(Collected data)
......
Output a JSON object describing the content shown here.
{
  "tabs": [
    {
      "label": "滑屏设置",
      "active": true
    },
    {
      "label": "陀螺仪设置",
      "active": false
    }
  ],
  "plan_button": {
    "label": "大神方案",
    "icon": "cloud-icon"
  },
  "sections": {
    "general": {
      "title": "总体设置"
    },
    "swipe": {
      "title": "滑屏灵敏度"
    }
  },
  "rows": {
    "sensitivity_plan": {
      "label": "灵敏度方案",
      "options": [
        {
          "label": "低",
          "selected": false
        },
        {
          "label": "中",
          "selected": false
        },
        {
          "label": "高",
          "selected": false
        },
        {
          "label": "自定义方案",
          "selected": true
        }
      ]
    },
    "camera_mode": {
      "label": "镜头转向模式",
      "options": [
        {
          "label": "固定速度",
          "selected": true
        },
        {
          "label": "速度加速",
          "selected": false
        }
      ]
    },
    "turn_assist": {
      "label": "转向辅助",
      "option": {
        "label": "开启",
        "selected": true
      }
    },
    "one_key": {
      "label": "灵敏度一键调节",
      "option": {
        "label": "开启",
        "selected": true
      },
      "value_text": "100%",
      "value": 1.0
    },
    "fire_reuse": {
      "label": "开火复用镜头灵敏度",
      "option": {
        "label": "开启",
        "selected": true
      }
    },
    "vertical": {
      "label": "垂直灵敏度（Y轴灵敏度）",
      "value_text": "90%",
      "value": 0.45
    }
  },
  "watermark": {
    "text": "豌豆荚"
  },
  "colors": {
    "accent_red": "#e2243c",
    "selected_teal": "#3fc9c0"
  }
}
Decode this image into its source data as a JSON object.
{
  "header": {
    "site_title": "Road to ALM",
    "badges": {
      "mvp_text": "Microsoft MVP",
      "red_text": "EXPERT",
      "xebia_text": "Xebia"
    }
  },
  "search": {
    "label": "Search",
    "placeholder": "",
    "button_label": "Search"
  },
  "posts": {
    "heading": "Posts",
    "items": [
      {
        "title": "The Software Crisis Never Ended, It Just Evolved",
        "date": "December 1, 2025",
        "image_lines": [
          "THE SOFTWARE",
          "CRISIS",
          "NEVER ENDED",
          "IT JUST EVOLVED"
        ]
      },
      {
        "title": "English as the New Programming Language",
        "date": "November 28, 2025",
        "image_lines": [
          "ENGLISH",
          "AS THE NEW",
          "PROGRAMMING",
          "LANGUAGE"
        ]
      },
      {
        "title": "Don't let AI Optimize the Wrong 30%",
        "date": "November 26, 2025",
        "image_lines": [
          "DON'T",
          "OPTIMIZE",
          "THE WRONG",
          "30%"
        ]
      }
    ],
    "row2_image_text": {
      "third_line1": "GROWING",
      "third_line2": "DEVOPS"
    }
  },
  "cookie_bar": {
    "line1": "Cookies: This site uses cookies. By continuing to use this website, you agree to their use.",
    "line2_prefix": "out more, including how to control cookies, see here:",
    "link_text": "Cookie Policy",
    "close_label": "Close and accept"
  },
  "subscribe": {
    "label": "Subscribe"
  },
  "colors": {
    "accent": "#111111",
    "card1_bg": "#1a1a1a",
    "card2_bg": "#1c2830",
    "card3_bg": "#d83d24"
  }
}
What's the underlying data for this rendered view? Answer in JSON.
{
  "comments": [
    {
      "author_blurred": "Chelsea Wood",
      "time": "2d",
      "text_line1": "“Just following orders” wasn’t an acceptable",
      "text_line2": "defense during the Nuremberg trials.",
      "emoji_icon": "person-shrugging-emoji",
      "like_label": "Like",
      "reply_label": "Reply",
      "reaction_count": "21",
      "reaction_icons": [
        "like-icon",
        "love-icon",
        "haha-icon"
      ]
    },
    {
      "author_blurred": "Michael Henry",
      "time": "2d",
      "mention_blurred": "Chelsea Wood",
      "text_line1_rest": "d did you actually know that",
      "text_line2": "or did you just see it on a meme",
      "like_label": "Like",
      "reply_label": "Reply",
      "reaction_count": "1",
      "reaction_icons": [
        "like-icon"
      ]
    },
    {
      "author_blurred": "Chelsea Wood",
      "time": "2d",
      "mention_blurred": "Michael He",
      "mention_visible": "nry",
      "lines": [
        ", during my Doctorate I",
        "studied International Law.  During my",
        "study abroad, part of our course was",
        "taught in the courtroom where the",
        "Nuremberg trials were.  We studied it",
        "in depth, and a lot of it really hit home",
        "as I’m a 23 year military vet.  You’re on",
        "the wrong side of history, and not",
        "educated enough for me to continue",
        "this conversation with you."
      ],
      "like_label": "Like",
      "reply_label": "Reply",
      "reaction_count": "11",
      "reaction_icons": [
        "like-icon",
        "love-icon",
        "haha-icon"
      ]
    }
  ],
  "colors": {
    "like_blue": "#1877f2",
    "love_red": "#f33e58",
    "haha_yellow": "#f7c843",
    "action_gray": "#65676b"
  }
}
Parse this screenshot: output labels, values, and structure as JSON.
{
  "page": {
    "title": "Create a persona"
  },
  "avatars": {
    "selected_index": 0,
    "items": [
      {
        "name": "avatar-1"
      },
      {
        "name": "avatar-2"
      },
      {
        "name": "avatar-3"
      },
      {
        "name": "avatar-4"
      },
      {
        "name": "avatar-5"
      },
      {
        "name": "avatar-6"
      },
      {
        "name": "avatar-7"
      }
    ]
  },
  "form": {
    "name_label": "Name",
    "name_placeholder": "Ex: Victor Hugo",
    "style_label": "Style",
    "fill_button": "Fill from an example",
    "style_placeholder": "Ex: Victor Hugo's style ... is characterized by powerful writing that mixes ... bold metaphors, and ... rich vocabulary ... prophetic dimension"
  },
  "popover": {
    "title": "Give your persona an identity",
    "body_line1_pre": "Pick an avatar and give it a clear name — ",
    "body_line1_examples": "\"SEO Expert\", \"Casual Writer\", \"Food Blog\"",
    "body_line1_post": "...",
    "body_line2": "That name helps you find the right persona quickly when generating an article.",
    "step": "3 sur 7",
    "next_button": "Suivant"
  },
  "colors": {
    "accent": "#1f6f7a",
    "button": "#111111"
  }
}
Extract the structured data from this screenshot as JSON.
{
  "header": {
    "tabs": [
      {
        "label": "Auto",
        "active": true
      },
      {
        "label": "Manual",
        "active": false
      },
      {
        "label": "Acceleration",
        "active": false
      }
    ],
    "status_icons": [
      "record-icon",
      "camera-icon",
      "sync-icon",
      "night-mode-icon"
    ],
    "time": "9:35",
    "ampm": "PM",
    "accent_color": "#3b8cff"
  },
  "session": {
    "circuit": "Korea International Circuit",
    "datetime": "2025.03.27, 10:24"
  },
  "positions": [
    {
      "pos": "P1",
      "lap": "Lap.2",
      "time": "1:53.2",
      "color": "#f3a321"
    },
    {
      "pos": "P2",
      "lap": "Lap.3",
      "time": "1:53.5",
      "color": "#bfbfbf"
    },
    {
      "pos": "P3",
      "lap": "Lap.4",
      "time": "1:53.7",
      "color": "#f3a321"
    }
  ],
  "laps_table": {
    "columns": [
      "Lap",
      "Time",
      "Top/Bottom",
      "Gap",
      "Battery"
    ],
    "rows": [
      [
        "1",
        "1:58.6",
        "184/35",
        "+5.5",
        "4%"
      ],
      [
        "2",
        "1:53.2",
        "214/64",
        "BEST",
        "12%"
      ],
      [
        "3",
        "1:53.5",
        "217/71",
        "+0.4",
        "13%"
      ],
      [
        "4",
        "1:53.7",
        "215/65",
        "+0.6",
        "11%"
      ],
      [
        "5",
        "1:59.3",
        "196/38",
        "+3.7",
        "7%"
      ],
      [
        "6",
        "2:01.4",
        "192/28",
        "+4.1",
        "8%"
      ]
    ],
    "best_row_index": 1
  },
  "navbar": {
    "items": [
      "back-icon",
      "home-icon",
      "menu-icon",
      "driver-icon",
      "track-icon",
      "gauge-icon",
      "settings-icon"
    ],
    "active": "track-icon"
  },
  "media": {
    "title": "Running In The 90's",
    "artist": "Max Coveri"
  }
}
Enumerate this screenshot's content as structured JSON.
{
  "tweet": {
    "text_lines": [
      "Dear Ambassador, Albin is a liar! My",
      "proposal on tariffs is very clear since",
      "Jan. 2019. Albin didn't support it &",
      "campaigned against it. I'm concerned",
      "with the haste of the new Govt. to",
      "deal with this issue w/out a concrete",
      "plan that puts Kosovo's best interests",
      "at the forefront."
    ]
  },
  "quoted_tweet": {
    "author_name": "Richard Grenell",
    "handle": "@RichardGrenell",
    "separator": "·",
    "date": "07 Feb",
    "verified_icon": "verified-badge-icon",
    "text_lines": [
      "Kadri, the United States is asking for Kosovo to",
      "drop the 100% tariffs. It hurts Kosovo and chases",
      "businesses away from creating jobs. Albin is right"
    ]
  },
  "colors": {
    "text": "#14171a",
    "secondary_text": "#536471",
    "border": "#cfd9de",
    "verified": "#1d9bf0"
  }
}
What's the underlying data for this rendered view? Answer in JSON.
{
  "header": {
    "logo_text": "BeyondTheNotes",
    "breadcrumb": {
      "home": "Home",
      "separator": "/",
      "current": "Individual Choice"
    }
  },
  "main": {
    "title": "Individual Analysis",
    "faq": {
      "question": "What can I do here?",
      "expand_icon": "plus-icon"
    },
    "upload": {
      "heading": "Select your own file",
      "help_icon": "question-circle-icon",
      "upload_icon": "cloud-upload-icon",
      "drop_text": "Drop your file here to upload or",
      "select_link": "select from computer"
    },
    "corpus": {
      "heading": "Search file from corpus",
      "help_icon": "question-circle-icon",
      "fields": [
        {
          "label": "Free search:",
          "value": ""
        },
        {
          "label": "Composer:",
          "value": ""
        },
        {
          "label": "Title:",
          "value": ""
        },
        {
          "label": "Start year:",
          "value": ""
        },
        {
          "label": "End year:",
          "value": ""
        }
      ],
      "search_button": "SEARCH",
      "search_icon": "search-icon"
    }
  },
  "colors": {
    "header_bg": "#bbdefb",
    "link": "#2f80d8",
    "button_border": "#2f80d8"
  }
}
......
- _YOUR TASK_
Copy out every line of the material above that mentions the word "Michael".

- _CORRECT OUTPUT_
      "author_blurred": "Michael Henry",
      "mention_blurred": "Michael He",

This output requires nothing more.